Problem to solve:
Copy out all of the lines below word for word, leaving out the pictures.

(Box coordinate listings)
########

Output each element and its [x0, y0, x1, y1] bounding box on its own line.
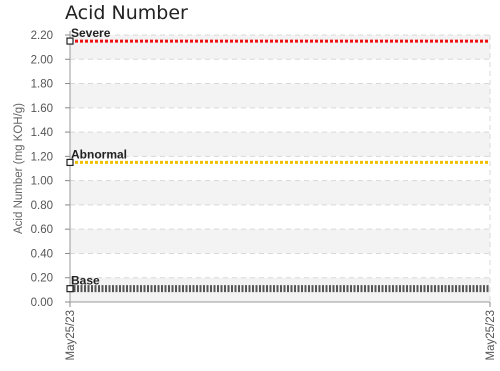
- grid-band: [70, 35, 490, 60]
- y-tick-label: 0.00: [31, 297, 53, 309]
- x-tick-label: May25/23: [65, 310, 77, 361]
- series-lines: [66, 37, 490, 293]
- axes: [69, 31, 490, 303]
- severe-label: Severe: [71, 26, 111, 40]
- y-tick-label: 1.00: [31, 176, 53, 188]
- y-tick-label: 0.60: [31, 224, 53, 236]
- grid-band: [70, 229, 490, 254]
- y-tick-label: 1.80: [31, 79, 53, 91]
- abnormal-label: Abnormal: [71, 147, 127, 161]
- y-tick-label: 1.40: [31, 127, 53, 139]
- grid-band: [70, 83, 490, 108]
- severe-marker: [66, 37, 74, 45]
- y-tick-label: 2.20: [31, 30, 53, 42]
- chart-title: Acid Number: [65, 2, 188, 24]
- x-tick-label: May25/23: [485, 310, 497, 361]
- grid-band: [70, 180, 490, 205]
- grid-lines: [65, 34, 491, 307]
- base-label: Base: [71, 274, 100, 288]
- plot-bands: [70, 35, 490, 302]
- y-tick-label: 0.80: [31, 200, 53, 212]
- y-tick-labels: 0.00 0.20 0.40 0.60 0.80 1.00 1.20 1.40 1.60 1.80…: [31, 30, 53, 309]
- x-tick-labels: May25/23 May25/23: [65, 310, 497, 361]
- y-axis-title: Acid Number (mg KOH/g): [13, 103, 25, 234]
- base-marker: [66, 285, 74, 293]
- y-tick-label: 1.20: [31, 151, 53, 163]
- y-tick-label: 2.00: [31, 54, 53, 66]
- grid-band: [70, 132, 490, 157]
- y-tick-label: 0.40: [31, 248, 53, 260]
- threshold-labels: Severe Abnormal Base: [71, 26, 127, 288]
- y-tick-label: 1.60: [31, 103, 53, 115]
- abnormal-marker: [66, 158, 74, 167]
- y-tick-label: 0.20: [31, 273, 53, 285]
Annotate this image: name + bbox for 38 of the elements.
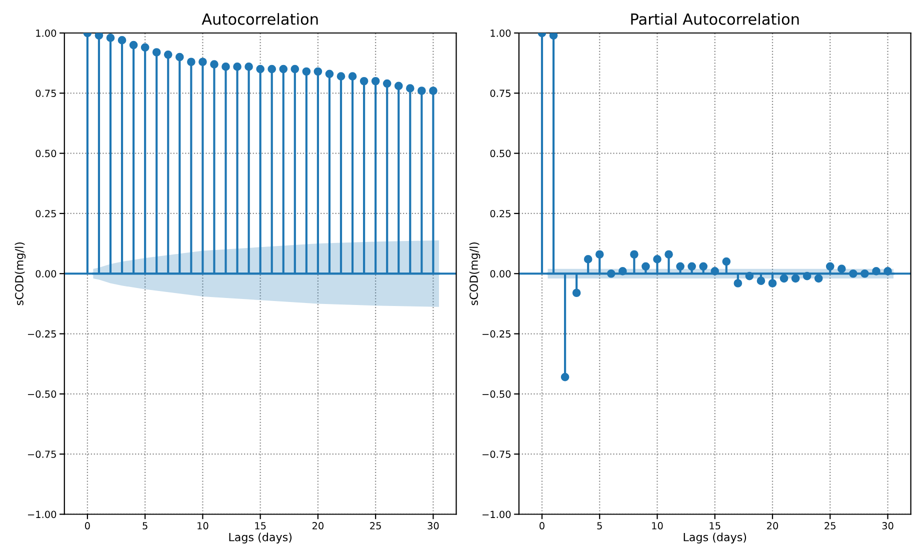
x-tick-label: 15 <box>710 522 720 530</box>
x-tick-label: 20 <box>312 522 324 530</box>
y-axis-title: sCOD(mg/l) <box>14 242 26 306</box>
y-axis-title: sCOD(mg/l) <box>469 242 480 306</box>
x-tick-label: 25 <box>824 522 836 530</box>
x-axis-title: Lags (days) <box>684 532 746 544</box>
x-tick-label: 20 <box>767 522 778 530</box>
y-tick-label: −1.00 <box>28 510 56 518</box>
y-tick-label: 0.50 <box>36 150 56 158</box>
x-tick-label: 5 <box>597 522 602 530</box>
x-tick-label: 0 <box>85 522 90 530</box>
y-tick-label: 0.25 <box>36 210 56 218</box>
y-tick-label: −0.25 <box>482 330 510 338</box>
y-tick-label: −0.50 <box>482 390 511 398</box>
y-tick-label: 1.00 <box>36 29 56 37</box>
x-tick-label: 15 <box>255 522 266 530</box>
y-tick-label: −0.50 <box>28 390 56 398</box>
y-tick-label: 0.50 <box>490 150 511 158</box>
y-tick-label: 0.75 <box>490 90 510 97</box>
y-tick-label: 0.75 <box>36 90 56 97</box>
x-tick-label: 30 <box>882 522 894 530</box>
x-tick-label: 0 <box>540 522 544 530</box>
chart-title: Autocorrelation <box>202 13 318 25</box>
x-tick-label: 30 <box>428 522 439 530</box>
y-tick-label: −0.75 <box>28 450 56 458</box>
x-tick-label: 10 <box>198 522 208 530</box>
y-tick-label: 0.00 <box>36 270 56 278</box>
y-tick-label: −1.00 <box>482 510 511 518</box>
y-tick-label: 0.25 <box>490 210 510 218</box>
x-tick-label: 25 <box>370 522 381 530</box>
y-tick-label: −0.25 <box>28 330 56 338</box>
y-tick-label: 0.00 <box>490 270 511 278</box>
x-tick-label: 5 <box>142 522 148 530</box>
y-tick-label: 1.00 <box>490 29 511 37</box>
y-tick-label: −0.75 <box>482 450 510 458</box>
x-tick-label: 10 <box>652 522 663 530</box>
x-axis-title: Lags (days) <box>229 532 292 544</box>
chart-title: Partial Autocorrelation <box>631 13 799 25</box>
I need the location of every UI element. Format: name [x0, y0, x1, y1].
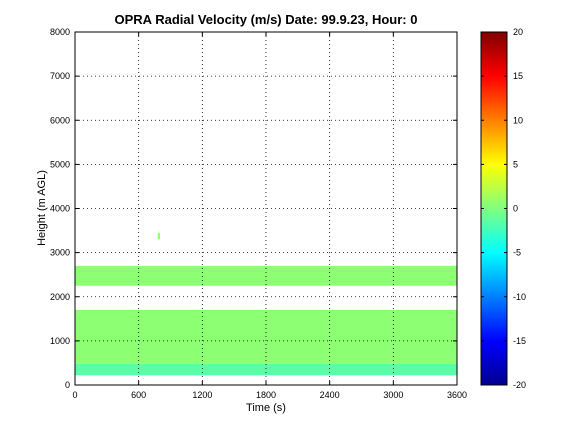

########

Complete answer:
Output each element and its [x0, y0, x1, y1] bounding box on its own line.
- grid-band: [70, 35, 490, 60]
- y-tick-label: 0.00: [31, 297, 53, 309]
- x-tick-label: May25/23: [65, 310, 77, 361]
- series-lines: [66, 37, 490, 293]
- axes: [69, 31, 490, 303]
- severe-label: Severe: [71, 26, 111, 40]
- y-tick-label: 1.00: [31, 176, 53, 188]
- y-tick-label: 0.60: [31, 224, 53, 236]
- grid-band: [70, 229, 490, 254]
- y-tick-label: 1.80: [31, 79, 53, 91]
- abnormal-label: Abnormal: [71, 147, 127, 161]
- y-tick-label: 1.40: [31, 127, 53, 139]
- grid-band: [70, 83, 490, 108]
- severe-marker: [66, 37, 74, 45]
- y-tick-label: 2.20: [31, 30, 53, 42]
- chart-title: Acid Number: [65, 2, 188, 24]
- x-tick-label: May25/23: [485, 310, 497, 361]
- grid-band: [70, 180, 490, 205]
- grid-lines: [65, 34, 491, 307]
- base-label: Base: [71, 274, 100, 288]
- plot-bands: [70, 35, 490, 302]
- y-tick-label: 0.80: [31, 200, 53, 212]
- y-tick-labels: 0.00 0.20 0.40 0.60 0.80 1.00 1.20 1.40 1.60 1.80…: [31, 30, 53, 309]
- x-tick-labels: May25/23 May25/23: [65, 310, 497, 361]
- y-axis-title: Acid Number (mg KOH/g): [13, 103, 25, 234]
- base-marker: [66, 285, 74, 293]
- y-tick-label: 1.20: [31, 151, 53, 163]
- y-tick-label: 2.00: [31, 54, 53, 66]
- grid-band: [70, 132, 490, 157]
- y-tick-label: 0.40: [31, 248, 53, 260]
- threshold-labels: Severe Abnormal Base: [71, 26, 127, 288]
- y-tick-label: 1.60: [31, 103, 53, 115]
- abnormal-marker: [66, 158, 74, 167]
- y-tick-label: 0.20: [31, 273, 53, 285]
Annotate this image: name + bbox for 38 of the elements.
x-tick-label: 15 <box>710 522 720 530</box>
x-tick-label: 20 <box>312 522 324 530</box>
y-axis-title: sCOD(mg/l) <box>14 242 26 306</box>
y-axis-title: sCOD(mg/l) <box>469 242 480 306</box>
x-tick-label: 25 <box>824 522 836 530</box>
x-axis-title: Lags (days) <box>684 532 746 544</box>
x-tick-label: 20 <box>767 522 778 530</box>
y-tick-label: −1.00 <box>28 510 56 518</box>
y-tick-label: 0.50 <box>36 150 56 158</box>
x-tick-label: 5 <box>597 522 602 530</box>
x-tick-label: 0 <box>85 522 90 530</box>
y-tick-label: 0.25 <box>36 210 56 218</box>
y-tick-label: −0.25 <box>482 330 510 338</box>
y-tick-label: −0.50 <box>482 390 511 398</box>
y-tick-label: 1.00 <box>36 29 56 37</box>
x-tick-label: 15 <box>255 522 266 530</box>
y-tick-label: −0.50 <box>28 390 56 398</box>
y-tick-label: 0.50 <box>490 150 511 158</box>
y-tick-label: 0.75 <box>490 90 510 97</box>
y-tick-label: 0.75 <box>36 90 56 97</box>
x-tick-label: 30 <box>882 522 894 530</box>
x-tick-label: 0 <box>540 522 544 530</box>
chart-title: Autocorrelation <box>202 13 318 25</box>
x-tick-label: 30 <box>428 522 439 530</box>
y-tick-label: −0.75 <box>28 450 56 458</box>
x-tick-label: 10 <box>198 522 208 530</box>
y-tick-label: 0.00 <box>36 270 56 278</box>
y-tick-label: −1.00 <box>482 510 511 518</box>
y-tick-label: 0.25 <box>490 210 510 218</box>
x-tick-label: 25 <box>370 522 381 530</box>
y-tick-label: −0.25 <box>28 330 56 338</box>
y-tick-label: 0.00 <box>490 270 511 278</box>
x-tick-label: 5 <box>142 522 148 530</box>
y-tick-label: 1.00 <box>490 29 511 37</box>
y-tick-label: −0.75 <box>482 450 510 458</box>
x-tick-label: 10 <box>652 522 663 530</box>
x-axis-title: Lags (days) <box>229 532 292 544</box>
chart-title: Partial Autocorrelation <box>631 13 799 25</box>
I need the location of every UI element. Format: name [x0, y0, x1, y1].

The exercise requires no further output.